(Lines of data)

════════════════

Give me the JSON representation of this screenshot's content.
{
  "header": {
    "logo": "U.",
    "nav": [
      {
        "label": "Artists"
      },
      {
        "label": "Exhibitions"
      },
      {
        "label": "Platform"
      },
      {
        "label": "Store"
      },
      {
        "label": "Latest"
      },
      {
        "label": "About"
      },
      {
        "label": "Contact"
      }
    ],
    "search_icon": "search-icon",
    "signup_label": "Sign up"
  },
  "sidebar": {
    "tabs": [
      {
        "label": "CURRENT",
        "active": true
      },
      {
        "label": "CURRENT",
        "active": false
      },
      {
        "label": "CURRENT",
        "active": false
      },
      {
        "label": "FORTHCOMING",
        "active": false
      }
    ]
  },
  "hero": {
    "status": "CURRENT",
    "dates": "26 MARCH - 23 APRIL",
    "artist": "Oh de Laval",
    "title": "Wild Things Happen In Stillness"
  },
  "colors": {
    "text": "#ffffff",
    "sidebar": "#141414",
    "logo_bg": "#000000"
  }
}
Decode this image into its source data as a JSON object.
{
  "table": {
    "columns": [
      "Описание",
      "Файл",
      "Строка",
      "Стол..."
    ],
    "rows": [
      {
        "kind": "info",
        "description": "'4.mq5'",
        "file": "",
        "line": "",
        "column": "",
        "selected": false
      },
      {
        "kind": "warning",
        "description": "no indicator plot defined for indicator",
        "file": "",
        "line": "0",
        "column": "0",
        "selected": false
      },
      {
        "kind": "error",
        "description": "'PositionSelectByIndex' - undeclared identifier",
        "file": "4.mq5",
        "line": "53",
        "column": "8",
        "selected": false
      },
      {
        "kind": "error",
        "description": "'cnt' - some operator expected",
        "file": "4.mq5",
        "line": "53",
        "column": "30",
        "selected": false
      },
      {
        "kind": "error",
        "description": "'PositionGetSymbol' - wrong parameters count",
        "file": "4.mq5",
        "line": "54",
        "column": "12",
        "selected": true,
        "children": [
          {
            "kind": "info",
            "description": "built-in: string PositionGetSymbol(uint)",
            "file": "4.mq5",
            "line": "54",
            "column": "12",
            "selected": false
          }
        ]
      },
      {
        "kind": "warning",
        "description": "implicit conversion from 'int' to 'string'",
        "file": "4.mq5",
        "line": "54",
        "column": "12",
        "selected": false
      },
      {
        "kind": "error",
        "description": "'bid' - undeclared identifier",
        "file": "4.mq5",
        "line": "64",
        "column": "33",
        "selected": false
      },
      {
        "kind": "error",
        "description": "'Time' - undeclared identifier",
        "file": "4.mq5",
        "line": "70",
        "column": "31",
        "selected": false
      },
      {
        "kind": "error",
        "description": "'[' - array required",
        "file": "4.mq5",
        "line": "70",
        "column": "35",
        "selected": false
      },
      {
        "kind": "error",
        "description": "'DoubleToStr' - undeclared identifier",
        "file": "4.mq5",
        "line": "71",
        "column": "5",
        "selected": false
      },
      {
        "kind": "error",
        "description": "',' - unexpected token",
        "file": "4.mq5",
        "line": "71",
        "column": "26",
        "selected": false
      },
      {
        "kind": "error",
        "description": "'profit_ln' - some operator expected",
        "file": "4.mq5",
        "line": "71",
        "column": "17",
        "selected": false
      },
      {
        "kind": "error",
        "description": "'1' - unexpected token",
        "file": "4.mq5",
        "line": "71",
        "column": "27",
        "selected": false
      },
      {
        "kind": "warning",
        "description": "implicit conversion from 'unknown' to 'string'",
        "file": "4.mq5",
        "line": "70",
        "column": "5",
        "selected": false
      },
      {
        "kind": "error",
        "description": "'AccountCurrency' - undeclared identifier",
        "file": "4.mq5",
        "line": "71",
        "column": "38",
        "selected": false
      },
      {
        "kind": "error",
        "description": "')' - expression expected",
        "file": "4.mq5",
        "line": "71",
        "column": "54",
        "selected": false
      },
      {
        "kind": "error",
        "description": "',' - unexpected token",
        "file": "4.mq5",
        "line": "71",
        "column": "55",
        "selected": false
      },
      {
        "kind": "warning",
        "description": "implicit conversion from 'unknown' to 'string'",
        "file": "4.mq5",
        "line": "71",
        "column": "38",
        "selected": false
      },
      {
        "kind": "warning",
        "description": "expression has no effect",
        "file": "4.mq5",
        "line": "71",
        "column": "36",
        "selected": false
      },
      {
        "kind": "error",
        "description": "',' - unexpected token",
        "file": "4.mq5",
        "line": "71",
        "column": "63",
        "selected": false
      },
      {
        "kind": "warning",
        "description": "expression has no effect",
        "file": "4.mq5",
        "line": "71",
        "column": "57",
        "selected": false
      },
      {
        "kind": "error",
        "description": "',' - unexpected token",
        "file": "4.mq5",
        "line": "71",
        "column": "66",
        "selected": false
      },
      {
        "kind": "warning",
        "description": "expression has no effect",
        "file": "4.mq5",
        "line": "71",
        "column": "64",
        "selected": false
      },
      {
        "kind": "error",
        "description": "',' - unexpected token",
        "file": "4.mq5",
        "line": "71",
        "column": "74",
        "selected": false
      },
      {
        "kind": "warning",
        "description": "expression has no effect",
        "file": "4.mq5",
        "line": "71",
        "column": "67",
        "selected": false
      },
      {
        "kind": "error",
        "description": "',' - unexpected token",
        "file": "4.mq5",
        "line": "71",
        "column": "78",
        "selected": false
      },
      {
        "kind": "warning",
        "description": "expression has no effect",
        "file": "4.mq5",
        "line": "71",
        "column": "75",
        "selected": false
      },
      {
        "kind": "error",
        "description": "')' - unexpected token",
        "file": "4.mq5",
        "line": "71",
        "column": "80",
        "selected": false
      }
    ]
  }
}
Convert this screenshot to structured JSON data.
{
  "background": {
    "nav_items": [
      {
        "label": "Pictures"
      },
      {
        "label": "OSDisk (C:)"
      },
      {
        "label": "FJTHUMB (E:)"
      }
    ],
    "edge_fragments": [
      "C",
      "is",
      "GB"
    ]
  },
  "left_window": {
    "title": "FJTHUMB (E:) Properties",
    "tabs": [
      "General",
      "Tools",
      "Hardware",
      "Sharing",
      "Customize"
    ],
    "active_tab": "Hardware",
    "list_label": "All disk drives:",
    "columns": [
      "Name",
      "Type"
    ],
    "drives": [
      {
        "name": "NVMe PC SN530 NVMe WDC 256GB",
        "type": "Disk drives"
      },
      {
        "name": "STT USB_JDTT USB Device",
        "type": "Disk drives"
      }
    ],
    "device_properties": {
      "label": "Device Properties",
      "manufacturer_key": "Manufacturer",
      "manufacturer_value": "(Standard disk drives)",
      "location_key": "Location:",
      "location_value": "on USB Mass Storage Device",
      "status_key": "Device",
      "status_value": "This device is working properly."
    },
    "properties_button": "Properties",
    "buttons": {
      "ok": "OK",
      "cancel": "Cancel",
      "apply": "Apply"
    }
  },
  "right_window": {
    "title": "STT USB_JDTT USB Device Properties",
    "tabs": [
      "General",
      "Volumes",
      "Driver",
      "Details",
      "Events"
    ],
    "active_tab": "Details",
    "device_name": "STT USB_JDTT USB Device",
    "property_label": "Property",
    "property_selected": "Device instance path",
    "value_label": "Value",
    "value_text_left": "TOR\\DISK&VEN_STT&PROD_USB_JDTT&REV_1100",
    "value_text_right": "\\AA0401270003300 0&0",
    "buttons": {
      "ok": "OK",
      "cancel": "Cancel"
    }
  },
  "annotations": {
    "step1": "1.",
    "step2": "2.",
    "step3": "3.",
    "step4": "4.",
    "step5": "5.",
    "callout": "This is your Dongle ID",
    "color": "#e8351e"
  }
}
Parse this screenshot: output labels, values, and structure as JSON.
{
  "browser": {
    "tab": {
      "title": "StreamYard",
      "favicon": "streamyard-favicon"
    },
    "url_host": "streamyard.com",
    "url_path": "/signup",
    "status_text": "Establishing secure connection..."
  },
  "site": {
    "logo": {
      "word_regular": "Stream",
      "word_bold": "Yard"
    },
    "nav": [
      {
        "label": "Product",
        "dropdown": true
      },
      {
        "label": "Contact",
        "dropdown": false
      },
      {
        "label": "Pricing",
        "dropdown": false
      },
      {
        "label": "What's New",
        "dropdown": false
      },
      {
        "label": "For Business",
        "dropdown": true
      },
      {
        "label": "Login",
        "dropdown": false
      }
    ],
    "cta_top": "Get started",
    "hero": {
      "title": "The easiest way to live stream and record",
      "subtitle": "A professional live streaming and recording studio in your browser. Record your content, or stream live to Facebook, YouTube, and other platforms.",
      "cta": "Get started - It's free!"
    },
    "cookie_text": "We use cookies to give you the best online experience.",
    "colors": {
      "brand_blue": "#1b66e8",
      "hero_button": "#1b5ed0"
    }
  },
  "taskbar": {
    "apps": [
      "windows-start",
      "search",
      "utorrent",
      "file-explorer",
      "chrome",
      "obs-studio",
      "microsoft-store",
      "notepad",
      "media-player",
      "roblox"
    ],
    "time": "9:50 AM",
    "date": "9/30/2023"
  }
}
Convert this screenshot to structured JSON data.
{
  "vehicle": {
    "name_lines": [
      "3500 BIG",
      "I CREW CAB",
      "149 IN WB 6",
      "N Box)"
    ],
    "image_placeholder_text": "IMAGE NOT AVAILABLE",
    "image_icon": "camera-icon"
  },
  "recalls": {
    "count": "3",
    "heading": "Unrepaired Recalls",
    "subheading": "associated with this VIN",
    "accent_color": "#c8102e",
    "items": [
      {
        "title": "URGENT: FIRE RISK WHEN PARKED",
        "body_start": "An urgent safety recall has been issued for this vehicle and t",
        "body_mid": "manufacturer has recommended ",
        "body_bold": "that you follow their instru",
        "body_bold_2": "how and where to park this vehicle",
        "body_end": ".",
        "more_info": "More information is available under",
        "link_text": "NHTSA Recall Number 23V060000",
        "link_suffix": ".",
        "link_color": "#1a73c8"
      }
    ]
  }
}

════════════════

__What you will do__
Copy every line of the records above that holds the word "operator".

__Finished exercise__
        "description": "'cnt' - some operator expected",
        "description": "'profit_ln' - some operator expected",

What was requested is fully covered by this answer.